Page excerpt
A portion of my dataset looks like this (there are many other processor types in my actual data)
df.head(4)
Processor Task Difficulty Time
i3 34 3 6
i7 34 3 4
i3 50 1 6
i5 25 2 5
I have created a regression model to predict Time
when Type, Task
are Difficulty
are given as inputs.
I have done label encoding
first to change Processor
which is categorical.
from sklearn.preprocessing import LabelEncoder
le = LabelEncoder()
df['Processor'] = le.fit_transform(df['Processor'])
df.head(4)
Processor Task Difficulty Time
12 34 3 6
8 34 3 4
12 50 1 6
2 25 2 5
This is my regression model
from sklearn.ensemble import RandomForestRegressor
rf_model = RandomForestRegressor(random_state = 1)
rf_model.fit(features,target)
I want to predict Time
for the input "i5", 20, 1
.
How can I do label encoding to "i5"
to map it to get the same value as in my encoded dataframe in which i5
is encoded to 2
?
I tried this
rf_model.predict([[le.fit_transform('i5'),20,1]])
However I got an output prediction different from the actual value when i5 is entered as 2,
rf_model.predict([[2,20,1)]])
It doesn't work because you are using fit_transform
. This reassigns the categories instead of using the existing encoding, so if you do le.transform
it should work. For example, something like your data:
np.random.seed(111)

Task instructions
• a. Answer these questions from the label-encoding thread, one line each:
(i) In the encoded dataframe, what value does "i5" have?
(ii) What random_state is passed to RandomForestRegressor?
(iii) Which method does the reply recommend in place of fit_transform?
• b. Shorten the paragraph of the label-encoding thread that begins "It doesn't work because" so that its main facts remain.
• c. Carry the reply in the label-encoding thread forward from its last line.
The listing that follows the thread comes from an unrelated source.

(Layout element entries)
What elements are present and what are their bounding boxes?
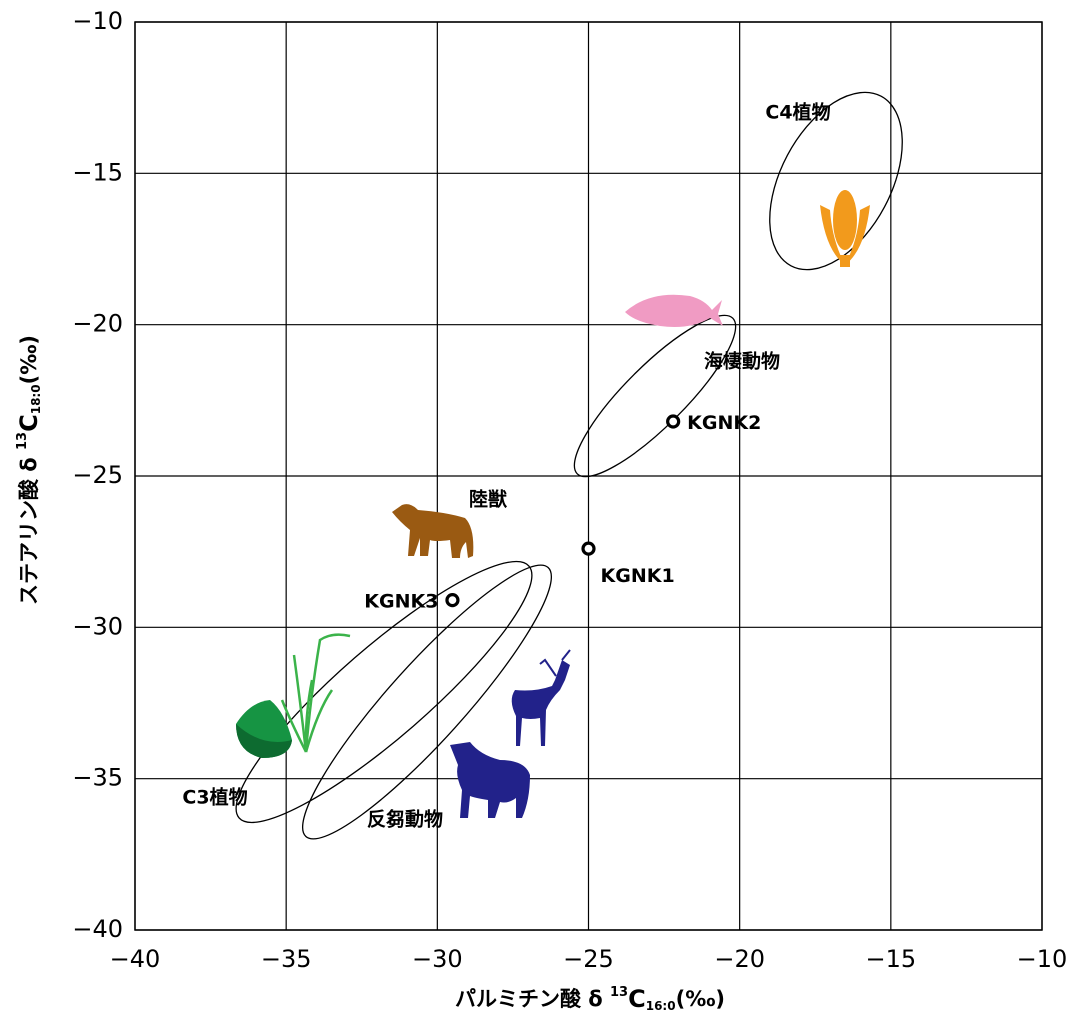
y-tick-label: −40 [72, 915, 123, 943]
ylabel-sup: 13 [15, 432, 30, 450]
bear-icon [392, 504, 474, 558]
annotation: C3植物 [182, 786, 247, 809]
y-tick-label: −15 [72, 158, 123, 186]
ylabel-title: ステアリン酸 δ 13C18:0(‰) [15, 335, 44, 605]
point [445, 592, 460, 608]
point-label: KGNK1 [601, 565, 675, 587]
xlabel-main: パルミチン酸 δ [455, 987, 610, 1011]
xlabel-base: C [628, 985, 646, 1013]
y-tick-label: −25 [72, 461, 123, 489]
annotation: 反芻動物 [367, 808, 443, 831]
x-tick-label: −15 [866, 945, 917, 973]
ylabel-main: ステアリン酸 δ [17, 450, 41, 605]
icons [236, 190, 870, 818]
ylabel-unit: (‰) [17, 335, 41, 384]
corn-icon [820, 190, 870, 267]
xlabel-sup: 13 [610, 985, 628, 1000]
point [581, 541, 596, 556]
chestnut-icon [236, 700, 292, 758]
grid [134, 21, 1043, 931]
point-label: KGNK3 [364, 591, 438, 613]
xlabel-unit: (‰) [676, 987, 725, 1011]
plot-frame [134, 21, 1043, 931]
rice-icon [280, 633, 351, 753]
x-tick-label: −35 [261, 945, 312, 973]
serow-icon [450, 742, 530, 818]
x-tick-label: −40 [110, 945, 161, 973]
c3-region [235, 560, 533, 824]
y-tick-label: −35 [72, 764, 123, 792]
y-tick-label: −20 [72, 310, 123, 338]
x-tick-label: −25 [563, 945, 614, 973]
ruminant-region [301, 564, 553, 840]
y-tick-label: −30 [72, 612, 123, 640]
y-tick-label: −10 [72, 7, 123, 35]
point-label: KGNK2 [687, 412, 761, 434]
c4-region [769, 91, 903, 271]
annotation: 陸獣 [469, 488, 508, 511]
ylabel-sub: 18:0 [29, 384, 43, 414]
deer-icon [511, 649, 571, 746]
x-tick-label: −20 [714, 945, 765, 973]
x-tick-label: −30 [412, 945, 463, 973]
x-tick-label: −10 [1017, 945, 1068, 973]
ylabel-base: C [15, 414, 43, 432]
marine-region [573, 314, 737, 478]
regions [235, 91, 903, 840]
xlabel-sub: 16:0 [646, 999, 676, 1013]
point [666, 414, 681, 429]
annotation: C4植物 [765, 101, 830, 124]
xlabel-title: パルミチン酸 δ 13C16:0(‰) [455, 985, 725, 1014]
annotation: 海棲動物 [704, 350, 780, 373]
fish-icon [625, 294, 723, 327]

Results of the tasks
• a.
(i) 2
(ii) 1
(iii) le.transform

• b. Calling fit_transform reassigns the categories rather than reusing the existing encoding. Using le.transform instead should work.

• c.
df = pd.DataFrame({'Processor':np.random.choice(['i3','i5','i7'],50),
'Task':np.random.randint(25,50,50),
'Difficulty':np.random.randint(1,4,50),
'Time':np.random.randint(1,7,50)})
We make the target and feature, then fit :
from sklearn.preprocessing import LabelEncoder
le = LabelEncoder()
features = df.iloc[:,:3]
features['Processor'] = le.fit_transform(features['Processor'])
target = df['Time']
from sklearn.ensemble import RandomForestRegressor
rf_model = RandomForestRegressor(random_state = 1)
rf_model.fit(features,target)
'i5' would be 1:
le.classes_
array(['i3', 'i5', 'i7'], dtype=object)
Check predictions:
rf_model.predict([[le.transform(['i5']),20,1]])
array([3.975])
And:
rf_model.predict([[1,20,1]])
array([3.975])